→ **LISTED ENTRIES**
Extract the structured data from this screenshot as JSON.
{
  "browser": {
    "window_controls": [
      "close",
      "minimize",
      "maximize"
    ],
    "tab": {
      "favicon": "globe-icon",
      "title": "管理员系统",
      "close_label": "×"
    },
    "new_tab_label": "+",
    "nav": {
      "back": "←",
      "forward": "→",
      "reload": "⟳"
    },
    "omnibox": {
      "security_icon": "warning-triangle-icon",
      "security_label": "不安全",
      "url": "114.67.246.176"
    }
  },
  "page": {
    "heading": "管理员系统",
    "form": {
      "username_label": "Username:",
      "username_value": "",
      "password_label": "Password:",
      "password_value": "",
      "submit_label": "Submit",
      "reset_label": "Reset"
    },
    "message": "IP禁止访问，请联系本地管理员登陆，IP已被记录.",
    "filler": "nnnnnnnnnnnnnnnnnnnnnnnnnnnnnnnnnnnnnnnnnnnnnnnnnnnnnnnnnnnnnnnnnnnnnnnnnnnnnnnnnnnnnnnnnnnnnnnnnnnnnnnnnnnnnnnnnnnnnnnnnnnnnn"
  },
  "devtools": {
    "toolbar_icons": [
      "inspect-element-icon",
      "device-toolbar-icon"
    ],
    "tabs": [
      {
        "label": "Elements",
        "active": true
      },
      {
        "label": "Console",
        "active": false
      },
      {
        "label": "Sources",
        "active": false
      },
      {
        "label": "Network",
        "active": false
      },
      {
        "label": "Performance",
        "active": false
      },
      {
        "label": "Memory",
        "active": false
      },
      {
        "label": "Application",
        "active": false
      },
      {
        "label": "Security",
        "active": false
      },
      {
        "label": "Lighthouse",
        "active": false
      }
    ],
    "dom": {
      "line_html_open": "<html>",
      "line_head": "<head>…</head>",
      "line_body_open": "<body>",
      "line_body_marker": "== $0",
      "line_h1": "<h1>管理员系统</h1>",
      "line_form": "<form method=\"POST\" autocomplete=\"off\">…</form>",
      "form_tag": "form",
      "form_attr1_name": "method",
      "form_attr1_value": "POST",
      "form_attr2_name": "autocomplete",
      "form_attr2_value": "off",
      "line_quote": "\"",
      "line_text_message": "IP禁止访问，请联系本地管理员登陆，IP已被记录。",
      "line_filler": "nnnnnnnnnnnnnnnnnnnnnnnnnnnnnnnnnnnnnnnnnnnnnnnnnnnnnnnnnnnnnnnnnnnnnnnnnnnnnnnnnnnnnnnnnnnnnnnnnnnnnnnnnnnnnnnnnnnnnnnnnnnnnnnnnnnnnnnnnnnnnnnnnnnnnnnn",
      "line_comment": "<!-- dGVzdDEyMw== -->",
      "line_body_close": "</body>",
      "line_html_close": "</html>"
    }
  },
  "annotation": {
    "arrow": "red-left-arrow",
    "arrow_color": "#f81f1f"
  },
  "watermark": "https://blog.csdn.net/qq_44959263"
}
...
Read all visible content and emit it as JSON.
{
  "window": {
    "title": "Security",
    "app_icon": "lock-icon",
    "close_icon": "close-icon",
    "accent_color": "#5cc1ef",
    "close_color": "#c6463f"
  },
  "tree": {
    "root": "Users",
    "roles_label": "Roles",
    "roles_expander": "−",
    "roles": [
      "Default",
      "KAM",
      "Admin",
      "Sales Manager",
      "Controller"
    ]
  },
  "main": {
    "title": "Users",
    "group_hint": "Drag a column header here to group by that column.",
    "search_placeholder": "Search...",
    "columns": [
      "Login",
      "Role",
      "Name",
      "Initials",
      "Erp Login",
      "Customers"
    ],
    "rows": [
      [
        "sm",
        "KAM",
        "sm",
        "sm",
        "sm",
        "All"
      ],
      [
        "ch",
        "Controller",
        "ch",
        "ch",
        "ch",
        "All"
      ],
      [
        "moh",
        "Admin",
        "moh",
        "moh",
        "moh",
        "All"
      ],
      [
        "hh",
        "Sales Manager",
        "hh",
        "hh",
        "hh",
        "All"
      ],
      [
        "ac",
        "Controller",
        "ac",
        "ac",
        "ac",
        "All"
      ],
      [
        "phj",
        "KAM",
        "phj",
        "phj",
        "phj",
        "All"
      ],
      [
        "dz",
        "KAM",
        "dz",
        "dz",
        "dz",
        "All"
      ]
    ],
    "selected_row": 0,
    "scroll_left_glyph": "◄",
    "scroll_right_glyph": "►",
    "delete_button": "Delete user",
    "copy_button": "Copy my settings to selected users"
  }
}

→ **EXERCISE PROMPT**
In the entries above, find the lines containing the word "method" and say how many there are, with no other words.

→ **TASK ANSWER**
2